### EXERCISE MATERIAL
-- -- --
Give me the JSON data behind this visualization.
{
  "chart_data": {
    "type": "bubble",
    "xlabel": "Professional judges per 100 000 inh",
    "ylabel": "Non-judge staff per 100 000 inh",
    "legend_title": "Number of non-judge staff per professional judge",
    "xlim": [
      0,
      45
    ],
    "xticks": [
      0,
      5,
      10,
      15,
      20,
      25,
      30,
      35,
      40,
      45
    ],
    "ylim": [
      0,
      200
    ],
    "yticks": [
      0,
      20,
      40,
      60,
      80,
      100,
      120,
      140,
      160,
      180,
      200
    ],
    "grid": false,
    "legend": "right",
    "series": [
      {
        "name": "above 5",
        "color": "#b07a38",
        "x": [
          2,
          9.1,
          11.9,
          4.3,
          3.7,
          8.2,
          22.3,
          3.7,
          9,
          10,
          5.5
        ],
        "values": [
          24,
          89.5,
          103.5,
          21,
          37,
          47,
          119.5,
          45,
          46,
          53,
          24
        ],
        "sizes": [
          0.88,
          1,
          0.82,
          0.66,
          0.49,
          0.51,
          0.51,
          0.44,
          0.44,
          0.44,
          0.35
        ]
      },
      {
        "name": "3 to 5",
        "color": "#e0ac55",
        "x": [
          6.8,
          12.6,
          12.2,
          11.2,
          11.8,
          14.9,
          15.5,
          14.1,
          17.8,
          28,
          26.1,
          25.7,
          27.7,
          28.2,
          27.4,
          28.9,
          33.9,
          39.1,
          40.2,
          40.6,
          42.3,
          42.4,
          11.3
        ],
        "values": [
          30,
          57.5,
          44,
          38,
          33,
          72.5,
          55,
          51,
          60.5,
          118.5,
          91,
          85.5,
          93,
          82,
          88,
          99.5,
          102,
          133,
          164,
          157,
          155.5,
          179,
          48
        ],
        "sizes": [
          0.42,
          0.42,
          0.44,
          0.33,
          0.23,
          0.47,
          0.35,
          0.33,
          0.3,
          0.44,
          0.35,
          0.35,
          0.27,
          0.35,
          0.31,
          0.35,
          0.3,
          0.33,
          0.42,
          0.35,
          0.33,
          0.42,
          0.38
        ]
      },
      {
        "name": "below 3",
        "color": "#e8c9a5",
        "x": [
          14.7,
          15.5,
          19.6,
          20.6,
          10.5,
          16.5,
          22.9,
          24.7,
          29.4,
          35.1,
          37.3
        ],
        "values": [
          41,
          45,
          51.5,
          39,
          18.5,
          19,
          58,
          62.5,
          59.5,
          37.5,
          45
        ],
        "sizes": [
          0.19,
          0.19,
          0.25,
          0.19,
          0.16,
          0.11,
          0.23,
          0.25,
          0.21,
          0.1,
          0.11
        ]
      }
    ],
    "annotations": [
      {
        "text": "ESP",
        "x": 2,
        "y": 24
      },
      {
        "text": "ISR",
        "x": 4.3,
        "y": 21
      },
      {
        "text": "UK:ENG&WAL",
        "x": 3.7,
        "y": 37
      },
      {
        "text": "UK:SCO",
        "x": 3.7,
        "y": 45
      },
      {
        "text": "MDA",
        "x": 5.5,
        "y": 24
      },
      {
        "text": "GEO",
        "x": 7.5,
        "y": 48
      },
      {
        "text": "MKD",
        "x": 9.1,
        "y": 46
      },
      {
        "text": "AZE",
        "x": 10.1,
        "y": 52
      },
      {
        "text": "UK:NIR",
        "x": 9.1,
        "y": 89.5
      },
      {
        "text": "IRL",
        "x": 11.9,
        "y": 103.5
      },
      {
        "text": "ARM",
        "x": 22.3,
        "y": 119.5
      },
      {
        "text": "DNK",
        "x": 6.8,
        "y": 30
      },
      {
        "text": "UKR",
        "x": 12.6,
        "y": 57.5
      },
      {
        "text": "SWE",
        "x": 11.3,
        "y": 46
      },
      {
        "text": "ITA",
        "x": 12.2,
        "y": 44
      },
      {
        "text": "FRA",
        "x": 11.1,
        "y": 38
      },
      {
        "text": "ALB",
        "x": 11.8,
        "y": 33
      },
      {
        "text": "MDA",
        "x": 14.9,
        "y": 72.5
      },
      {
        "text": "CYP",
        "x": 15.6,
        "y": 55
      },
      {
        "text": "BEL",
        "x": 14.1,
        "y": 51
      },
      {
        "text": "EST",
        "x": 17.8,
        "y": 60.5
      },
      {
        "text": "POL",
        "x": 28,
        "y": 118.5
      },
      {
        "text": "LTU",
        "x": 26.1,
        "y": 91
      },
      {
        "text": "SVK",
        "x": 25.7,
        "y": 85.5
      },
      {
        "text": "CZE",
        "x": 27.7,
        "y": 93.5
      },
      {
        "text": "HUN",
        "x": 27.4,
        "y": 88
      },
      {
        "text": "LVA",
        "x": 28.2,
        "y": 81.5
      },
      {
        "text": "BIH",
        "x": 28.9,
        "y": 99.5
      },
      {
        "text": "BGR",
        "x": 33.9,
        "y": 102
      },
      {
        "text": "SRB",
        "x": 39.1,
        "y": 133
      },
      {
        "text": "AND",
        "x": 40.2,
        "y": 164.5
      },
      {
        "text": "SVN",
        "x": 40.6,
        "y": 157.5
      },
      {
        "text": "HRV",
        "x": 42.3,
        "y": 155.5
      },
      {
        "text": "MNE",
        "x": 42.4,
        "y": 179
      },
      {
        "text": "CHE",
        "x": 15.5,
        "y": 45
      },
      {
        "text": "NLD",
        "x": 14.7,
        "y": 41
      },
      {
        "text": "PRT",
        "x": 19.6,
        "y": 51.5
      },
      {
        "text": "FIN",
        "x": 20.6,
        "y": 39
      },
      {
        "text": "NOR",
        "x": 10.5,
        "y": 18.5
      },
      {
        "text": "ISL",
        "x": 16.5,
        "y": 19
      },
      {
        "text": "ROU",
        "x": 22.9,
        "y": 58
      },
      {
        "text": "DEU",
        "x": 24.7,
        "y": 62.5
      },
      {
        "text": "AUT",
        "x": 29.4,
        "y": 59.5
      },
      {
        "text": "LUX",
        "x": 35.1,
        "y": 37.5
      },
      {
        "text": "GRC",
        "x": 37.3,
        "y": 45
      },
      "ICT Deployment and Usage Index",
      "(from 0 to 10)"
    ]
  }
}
-- -- --
### GOAL
Reproduce the material precisely, including every line.

### RESPONSE FOR THIS EXERCISE
Give me the JSON data behind this visualization.
{
  "chart_data": {
    "type": "bubble",
    "xlabel": "Professional judges per 100 000 inh",
    "ylabel": "Non-judge staff per 100 000 inh",
    "legend_title": "Number of non-judge staff per professional judge",
    "xlim": [
      0,
      45
    ],
    "xticks": [
      0,
      5,
      10,
      15,
      20,
      25,
      30,
      35,
      40,
      45
    ],
    "ylim": [
      0,
      200
    ],
    "yticks": [
      0,
      20,
      40,
      60,
      80,
      100,
      120,
      140,
      160,
      180,
      200
    ],
    "grid": false,
    "legend": "right",
    "series": [
      {
        "name": "above 5",
        "color": "#b07a38",
        "x": [
          2,
          9.1,
          11.9,
          4.3,
          3.7,
          8.2,
          22.3,
          3.7,
          9,
          10,
          5.5
        ],
        "values": [
          24,
          89.5,
          103.5,
          21,
          37,
          47,
          119.5,
          45,
          46,
          53,
          24
        ],
        "sizes": [
          0.88,
          1,
          0.82,
          0.66,
          0.49,
          0.51,
          0.51,
          0.44,
          0.44,
          0.44,
          0.35
        ]
      },
      {
        "name": "3 to 5",
        "color": "#e0ac55",
        "x": [
          6.8,
          12.6,
          12.2,
          11.2,
          11.8,
          14.9,
          15.5,
          14.1,
          17.8,
          28,
          26.1,
          25.7,
          27.7,
          28.2,
          27.4,
          28.9,
          33.9,
          39.1,
          40.2,
          40.6,
          42.3,
          42.4,
          11.3
        ],
        "values": [
          30,
          57.5,
          44,
          38,
          33,
          72.5,
          55,
          51,
          60.5,
          118.5,
          91,
          85.5,
          93,
          82,
          88,
          99.5,
          102,
          133,
          164,
          157,
          155.5,
          179,
          48
        ],
        "sizes": [
          0.42,
          0.42,
          0.44,
          0.33,
          0.23,
          0.47,
          0.35,
          0.33,
          0.3,
          0.44,
          0.35,
          0.35,
          0.27,
          0.35,
          0.31,
          0.35,
          0.3,
          0.33,
          0.42,
          0.35,
          0.33,
          0.42,
          0.38
        ]
      },
      {
        "name": "below 3",
        "color": "#e8c9a5",
        "x": [
          14.7,
          15.5,
          19.6,
          20.6,
          10.5,
          16.5,
          22.9,
          24.7,
          29.4,
          35.1,
          37.3
        ],
        "values": [
          41,
          45,
          51.5,
          39,
          18.5,
          19,
          58,
          62.5,
          59.5,
          37.5,
          45
        ],
        "sizes": [
          0.19,
          0.19,
          0.25,
          0.19,
          0.16,
          0.11,
          0.23,
          0.25,
          0.21,
          0.1,
          0.11
        ]
      }
    ],
    "annotations": [
      {
        "text": "ESP",
        "x": 2,
        "y": 24
      },
      {
        "text": "ISR",
        "x": 4.3,
        "y": 21
      },
      {
        "text": "UK:ENG&WAL",
        "x": 3.7,
        "y": 37
      },
      {
        "text": "UK:SCO",
        "x": 3.7,
        "y": 45
      },
      {
        "text": "MDA",
        "x": 5.5,
        "y": 24
      },
      {
        "text": "GEO",
        "x": 7.5,
        "y": 48
      },
      {
        "text": "MKD",
        "x": 9.1,
        "y": 46
      },
      {
        "text": "AZE",
        "x": 10.1,
        "y": 52
      },
      {
        "text": "UK:NIR",
        "x": 9.1,
        "y": 89.5
      },
      {
        "text": "IRL",
        "x": 11.9,
        "y": 103.5
      },
      {
        "text": "ARM",
        "x": 22.3,
        "y": 119.5
      },
      {
        "text": "DNK",
        "x": 6.8,
        "y": 30
      },
      {
        "text": "UKR",
        "x": 12.6,
        "y": 57.5
      },
      {
        "text": "SWE",
        "x": 11.3,
        "y": 46
      },
      {
        "text": "ITA",
        "x": 12.2,
        "y": 44
      },
      {
        "text": "FRA",
        "x": 11.1,
        "y": 38
      },
      {
        "text": "ALB",
        "x": 11.8,
        "y": 33
      },
      {
        "text": "MDA",
        "x": 14.9,
        "y": 72.5
      },
      {
        "text": "CYP",
        "x": 15.6,
        "y": 55
      },
      {
        "text": "BEL",
        "x": 14.1,
        "y": 51
      },
      {
        "text": "EST",
        "x": 17.8,
        "y": 60.5
      },
      {
        "text": "POL",
        "x": 28,
        "y": 118.5
      },
      {
        "text": "LTU",
        "x": 26.1,
        "y": 91
      },
      {
        "text": "SVK",
        "x": 25.7,
        "y": 85.5
      },
      {
        "text": "CZE",
        "x": 27.7,
        "y": 93.5
      },
      {
        "text": "HUN",
        "x": 27.4,
        "y": 88
      },
      {
        "text": "LVA",
        "x": 28.2,
        "y": 81.5
      },
      {
        "text": "BIH",
        "x": 28.9,
        "y": 99.5
      },
      {
        "text": "BGR",
        "x": 33.9,
        "y": 102
      },
      {
        "text": "SRB",
        "x": 39.1,
        "y": 133
      },
      {
        "text": "AND",
        "x": 40.2,
        "y": 164.5
      },
      {
        "text": "SVN",
        "x": 40.6,
        "y": 157.5
      },
      {
        "text": "HRV",
        "x": 42.3,
        "y": 155.5
      },
      {
        "text": "MNE",
        "x": 42.4,
        "y": 179
      },
      {
        "text": "CHE",
        "x": 15.5,
        "y": 45
      },
      {
        "text": "NLD",
        "x": 14.7,
        "y": 41
      },
      {
        "text": "PRT",
        "x": 19.6,
        "y": 51.5
      },
      {
        "text": "FIN",
        "x": 20.6,
        "y": 39
      },
      {
        "text": "NOR",
        "x": 10.5,
        "y": 18.5
      },
      {
        "text": "ISL",
        "x": 16.5,
        "y": 19
      },
      {
        "text": "ROU",
        "x": 22.9,
        "y": 58
      },
      {
        "text": "DEU",
        "x": 24.7,
        "y": 62.5
      },
      {
        "text": "AUT",
        "x": 29.4,
        "y": 59.5
      },
      {
        "text": "LUX",
        "x": 35.1,
        "y": 37.5
      },
      {
        "text": "GRC",
        "x": 37.3,
        "y": 45
      },
      "ICT Deployment and Usage Index",
      "(from 0 to 10)"
    ]
  }
}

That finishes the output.